*TO BE DONE*: Find the word "JSON" in the data. Return every line where it appears.

-- start of RECORDS SHOWN --

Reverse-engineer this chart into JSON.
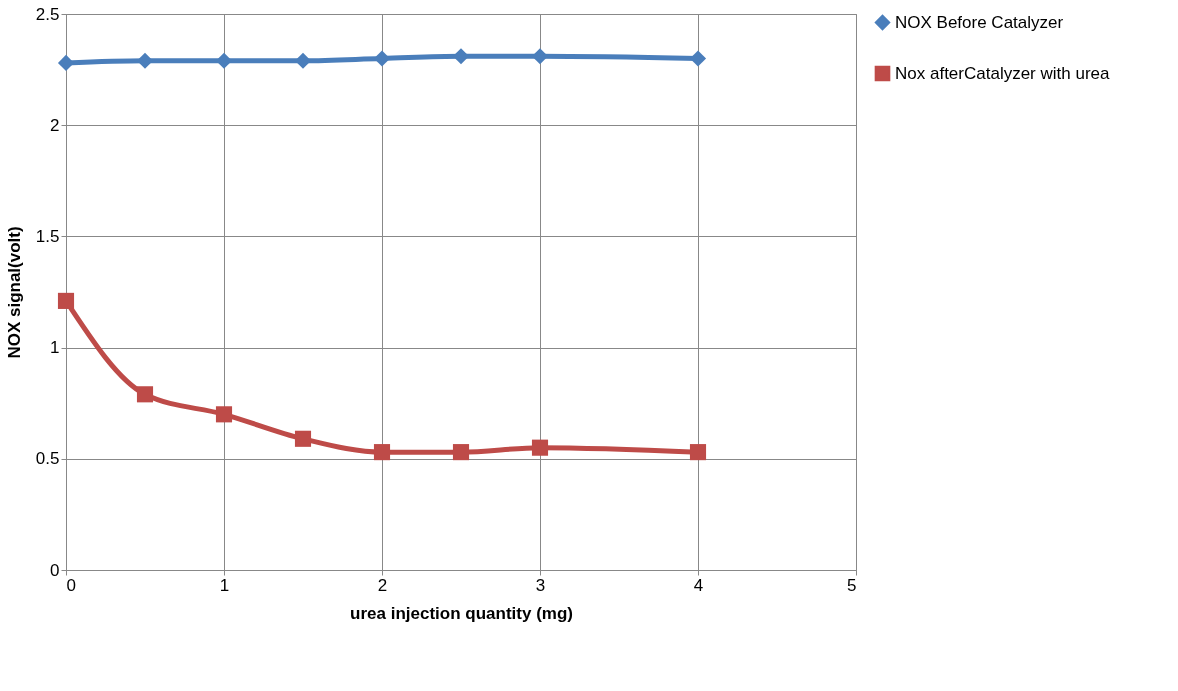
{
  "chart_data": {
    "type": "line",
    "xlabel": "urea injection quantity (mg)",
    "ylabel": "NOX signal(volt)",
    "x": [
      0,
      0.5,
      1,
      1.5,
      2,
      2.5,
      3,
      4
    ],
    "series": [
      {
        "name": "NOX Before Catalyzer",
        "color": "#4a7ebb",
        "marker": "diamond",
        "values": [
          2.28,
          2.29,
          2.29,
          2.29,
          2.3,
          2.31,
          2.31,
          2.3
        ]
      },
      {
        "name": "Nox afterCatalyzer with urea",
        "color": "#be4b48",
        "marker": "square",
        "values": [
          1.21,
          0.79,
          0.7,
          0.59,
          0.53,
          0.53,
          0.55,
          0.53
        ]
      }
    ],
    "xlim": [
      0,
      5
    ],
    "xticks": [
      0,
      1,
      2,
      3,
      4,
      5
    ],
    "ylim": [
      0,
      2.5
    ],
    "yticks": [
      0,
      0.5,
      1,
      1.5,
      2,
      2.5
    ],
    "grid": true,
    "legend": "right",
    "line_style": "solid"
  }
}
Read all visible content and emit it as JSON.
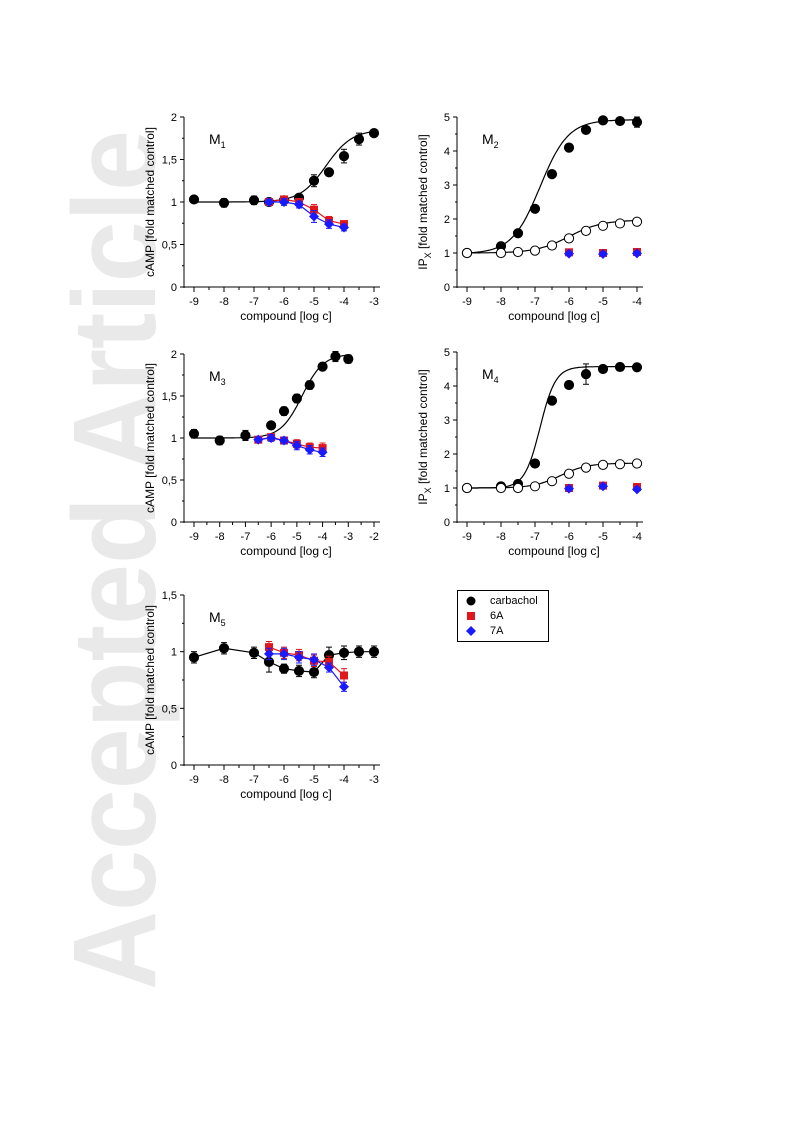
{
  "watermark": "Accepted Article",
  "legend": {
    "items": [
      {
        "label": "carbachol",
        "color": "#000000",
        "marker": "circle"
      },
      {
        "label": "6A",
        "color": "#e0161d",
        "marker": "square"
      },
      {
        "label": "7A",
        "color": "#1a1aff",
        "marker": "diamond"
      }
    ]
  },
  "colors": {
    "carbachol": "#000000",
    "6A": "#e0161d",
    "7A": "#1a1aff",
    "open": "#ffffff"
  },
  "chart_data": [
    {
      "type": "scatter",
      "panel_label": "M",
      "panel_sub": "1",
      "xlabel": "compound [log c]",
      "ylabel_main": "cAMP [fold matched control]",
      "ylabel_sub": "",
      "xlim": [
        -9,
        -3
      ],
      "ylim": [
        0,
        2
      ],
      "xticks": [
        -9,
        -8,
        -7,
        -6,
        -5,
        -4,
        -3
      ],
      "xtick_labels": [
        "-9",
        "-8",
        "-7",
        "-6",
        "-5",
        "-4",
        "-3"
      ],
      "yticks": [
        0,
        0.5,
        1,
        1.5,
        2
      ],
      "ytick_labels": [
        "0",
        "0,5",
        "1",
        "1,5",
        "2"
      ],
      "series": [
        {
          "name": "carbachol",
          "marker": "circle",
          "fill": "#000000",
          "line": true,
          "x": [
            -9,
            -8,
            -7,
            -6.5,
            -6,
            -5.5,
            -5,
            -4.5,
            -4,
            -3.5,
            -3
          ],
          "y": [
            1.03,
            0.99,
            1.02,
            1.0,
            1.02,
            1.05,
            1.25,
            1.35,
            1.54,
            1.74,
            1.81
          ],
          "err": [
            0.04,
            0.05,
            0.05,
            0.03,
            0.03,
            0.04,
            0.07,
            0.04,
            0.08,
            0.07,
            0.04
          ]
        },
        {
          "name": "6A",
          "marker": "square",
          "fill": "#e0161d",
          "line": true,
          "x": [
            -6.5,
            -6,
            -5.5,
            -5,
            -4.5,
            -4
          ],
          "y": [
            1.0,
            1.03,
            1.0,
            0.91,
            0.78,
            0.74
          ],
          "err": [
            0.03,
            0.04,
            0.04,
            0.06,
            0.05,
            0.03
          ]
        },
        {
          "name": "7A",
          "marker": "diamond",
          "fill": "#1a1aff",
          "line": true,
          "x": [
            -6.5,
            -6,
            -5.5,
            -5,
            -4.5,
            -4
          ],
          "y": [
            1.0,
            1.0,
            0.97,
            0.83,
            0.74,
            0.7
          ],
          "err": [
            0.03,
            0.04,
            0.04,
            0.07,
            0.05,
            0.04
          ]
        }
      ]
    },
    {
      "type": "scatter",
      "panel_label": "M",
      "panel_sub": "2",
      "xlabel": "compound [log c]",
      "ylabel_main": "IP",
      "ylabel_sub": "X",
      "ylabel_rest": " [fold matched control]",
      "xlim": [
        -9,
        -4
      ],
      "ylim": [
        0,
        5
      ],
      "xticks": [
        -9,
        -8,
        -7,
        -6,
        -5,
        -4
      ],
      "xtick_labels": [
        "-9",
        "-8",
        "-7",
        "-6",
        "-5",
        "-4"
      ],
      "yticks": [
        0,
        1,
        2,
        3,
        4,
        5
      ],
      "ytick_labels": [
        "0",
        "1",
        "2",
        "3",
        "4",
        "5"
      ],
      "series": [
        {
          "name": "carbachol",
          "marker": "circle",
          "fill": "#000000",
          "line": true,
          "x": [
            -9,
            -8,
            -7.5,
            -7,
            -6.5,
            -6,
            -5.5,
            -5,
            -4.5,
            -4
          ],
          "y": [
            1.0,
            1.2,
            1.58,
            2.3,
            3.32,
            4.1,
            4.62,
            4.9,
            4.88,
            4.85
          ],
          "err": [
            0.03,
            0.04,
            0.05,
            0.06,
            0.06,
            0.07,
            0.05,
            0.1,
            0.1,
            0.15
          ]
        },
        {
          "name": "",
          "marker": "circle",
          "fill": "#ffffff",
          "line": true,
          "x": [
            -9,
            -8,
            -7.5,
            -7,
            -6.5,
            -6,
            -5.5,
            -5,
            -4.5,
            -4
          ],
          "y": [
            1.0,
            1.0,
            1.03,
            1.07,
            1.22,
            1.43,
            1.65,
            1.8,
            1.87,
            1.92
          ],
          "err": [
            0.02,
            0.02,
            0.02,
            0.03,
            0.03,
            0.04,
            0.04,
            0.05,
            0.05,
            0.05
          ]
        },
        {
          "name": "6A",
          "marker": "square",
          "fill": "#e0161d",
          "line": false,
          "x": [
            -6,
            -5,
            -4
          ],
          "y": [
            1.02,
            1.0,
            1.03
          ],
          "err": [
            0.04,
            0.04,
            0.05
          ]
        },
        {
          "name": "7A",
          "marker": "diamond",
          "fill": "#1a1aff",
          "line": false,
          "x": [
            -6,
            -5,
            -4
          ],
          "y": [
            0.98,
            0.97,
            0.99
          ],
          "err": [
            0.04,
            0.04,
            0.05
          ]
        }
      ]
    },
    {
      "type": "scatter",
      "panel_label": "M",
      "panel_sub": "3",
      "xlabel": "compound [log c]",
      "ylabel_main": "cAMP [fold matched control]",
      "ylabel_sub": "",
      "xlim": [
        -9,
        -2
      ],
      "ylim": [
        0,
        2
      ],
      "xticks": [
        -9,
        -8,
        -7,
        -6,
        -5,
        -4,
        -3,
        -2
      ],
      "xtick_labels": [
        "-9",
        "-8",
        "-7",
        "-6",
        "-5",
        "-4",
        "-3",
        "-2"
      ],
      "yticks": [
        0,
        0.5,
        1,
        1.5,
        2
      ],
      "ytick_labels": [
        "0",
        "0,5",
        "1",
        "1,5",
        "2"
      ],
      "series": [
        {
          "name": "carbachol",
          "marker": "circle",
          "fill": "#000000",
          "line": true,
          "x": [
            -9,
            -8,
            -7,
            -6,
            -5.5,
            -5,
            -4.5,
            -4,
            -3.5,
            -3
          ],
          "y": [
            1.05,
            0.97,
            1.03,
            1.15,
            1.32,
            1.47,
            1.63,
            1.85,
            1.97,
            1.94
          ],
          "err": [
            0.05,
            0.05,
            0.06,
            0.04,
            0.05,
            0.05,
            0.05,
            0.04,
            0.06,
            0.05
          ]
        },
        {
          "name": "6A",
          "marker": "square",
          "fill": "#e0161d",
          "line": true,
          "x": [
            -6.5,
            -6,
            -5.5,
            -5,
            -4.5,
            -4
          ],
          "y": [
            0.98,
            1.01,
            0.97,
            0.93,
            0.89,
            0.88
          ],
          "err": [
            0.03,
            0.04,
            0.04,
            0.05,
            0.05,
            0.06
          ]
        },
        {
          "name": "7A",
          "marker": "diamond",
          "fill": "#1a1aff",
          "line": true,
          "x": [
            -6.5,
            -6,
            -5.5,
            -5,
            -4.5,
            -4
          ],
          "y": [
            0.98,
            1.0,
            0.97,
            0.91,
            0.86,
            0.83
          ],
          "err": [
            0.03,
            0.04,
            0.04,
            0.05,
            0.05,
            0.05
          ]
        }
      ]
    },
    {
      "type": "scatter",
      "panel_label": "M",
      "panel_sub": "4",
      "xlabel": "compound [log c]",
      "ylabel_main": "IP",
      "ylabel_sub": "X",
      "ylabel_rest": " [fold matched control]",
      "xlim": [
        -9,
        -4
      ],
      "ylim": [
        0,
        5
      ],
      "xticks": [
        -9,
        -8,
        -7,
        -6,
        -5,
        -4
      ],
      "xtick_labels": [
        "-9",
        "-8",
        "-7",
        "-6",
        "-5",
        "-4"
      ],
      "yticks": [
        0,
        1,
        2,
        3,
        4,
        5
      ],
      "ytick_labels": [
        "0",
        "1",
        "2",
        "3",
        "4",
        "5"
      ],
      "series": [
        {
          "name": "carbachol",
          "marker": "circle",
          "fill": "#000000",
          "line": true,
          "x": [
            -9,
            -8,
            -7.5,
            -7,
            -6.5,
            -6,
            -5.5,
            -5,
            -4.5,
            -4
          ],
          "y": [
            1.0,
            1.05,
            1.12,
            1.72,
            3.57,
            4.03,
            4.35,
            4.5,
            4.56,
            4.55
          ],
          "err": [
            0.03,
            0.04,
            0.05,
            0.06,
            0.06,
            0.08,
            0.3,
            0.06,
            0.05,
            0.05
          ]
        },
        {
          "name": "",
          "marker": "circle",
          "fill": "#ffffff",
          "line": true,
          "x": [
            -9,
            -8,
            -7.5,
            -7,
            -6.5,
            -6,
            -5.5,
            -5,
            -4.5,
            -4
          ],
          "y": [
            1.0,
            1.0,
            1.0,
            1.05,
            1.2,
            1.42,
            1.6,
            1.68,
            1.7,
            1.72
          ],
          "err": [
            0.02,
            0.02,
            0.02,
            0.03,
            0.03,
            0.04,
            0.04,
            0.04,
            0.05,
            0.05
          ]
        },
        {
          "name": "6A",
          "marker": "square",
          "fill": "#e0161d",
          "line": false,
          "x": [
            -6,
            -5,
            -4
          ],
          "y": [
            1.0,
            1.07,
            1.03
          ],
          "err": [
            0.04,
            0.04,
            0.04
          ]
        },
        {
          "name": "7A",
          "marker": "diamond",
          "fill": "#1a1aff",
          "line": false,
          "x": [
            -6,
            -5,
            -4
          ],
          "y": [
            0.98,
            1.05,
            0.96
          ],
          "err": [
            0.04,
            0.04,
            0.04
          ]
        }
      ]
    },
    {
      "type": "scatter",
      "panel_label": "M",
      "panel_sub": "5",
      "xlabel": "compound [log c]",
      "ylabel_main": "cAMP [fold matched control]",
      "ylabel_sub": "",
      "xlim": [
        -9,
        -3
      ],
      "ylim": [
        0,
        1.5
      ],
      "xticks": [
        -9,
        -8,
        -7,
        -6,
        -5,
        -4,
        -3
      ],
      "xtick_labels": [
        "-9",
        "-8",
        "-7",
        "-6",
        "-5",
        "-4",
        "-3"
      ],
      "yticks": [
        0,
        0.5,
        1,
        1.5
      ],
      "ytick_labels": [
        "0",
        "0,5",
        "1",
        "1,5"
      ],
      "series": [
        {
          "name": "carbachol",
          "marker": "circle",
          "fill": "#000000",
          "line": true,
          "x": [
            -9,
            -8,
            -7,
            -6.5,
            -6,
            -5.5,
            -5,
            -4.5,
            -4,
            -3.5,
            -3
          ],
          "y": [
            0.95,
            1.03,
            0.99,
            0.91,
            0.85,
            0.83,
            0.82,
            0.97,
            0.99,
            1.0,
            1.0
          ],
          "err": [
            0.05,
            0.05,
            0.05,
            0.09,
            0.04,
            0.05,
            0.05,
            0.07,
            0.06,
            0.05,
            0.05
          ]
        },
        {
          "name": "6A",
          "marker": "square",
          "fill": "#e0161d",
          "line": true,
          "x": [
            -6.5,
            -6,
            -5.5,
            -5,
            -4.5,
            -4
          ],
          "y": [
            1.04,
            0.99,
            0.97,
            0.92,
            0.91,
            0.79
          ],
          "err": [
            0.05,
            0.05,
            0.05,
            0.05,
            0.05,
            0.06
          ]
        },
        {
          "name": "7A",
          "marker": "diamond",
          "fill": "#1a1aff",
          "line": true,
          "x": [
            -6.5,
            -6,
            -5.5,
            -5,
            -4.5,
            -4
          ],
          "y": [
            0.98,
            0.98,
            0.95,
            0.93,
            0.86,
            0.69
          ],
          "err": [
            0.05,
            0.05,
            0.05,
            0.05,
            0.04,
            0.04
          ]
        }
      ]
    }
  ]
}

-- end of RECORDS SHOWN --

*RESPONSE TO THE EXERCISE*:
Reverse-engineer this chart into JSON.
Read all visible content and emit it as JSON.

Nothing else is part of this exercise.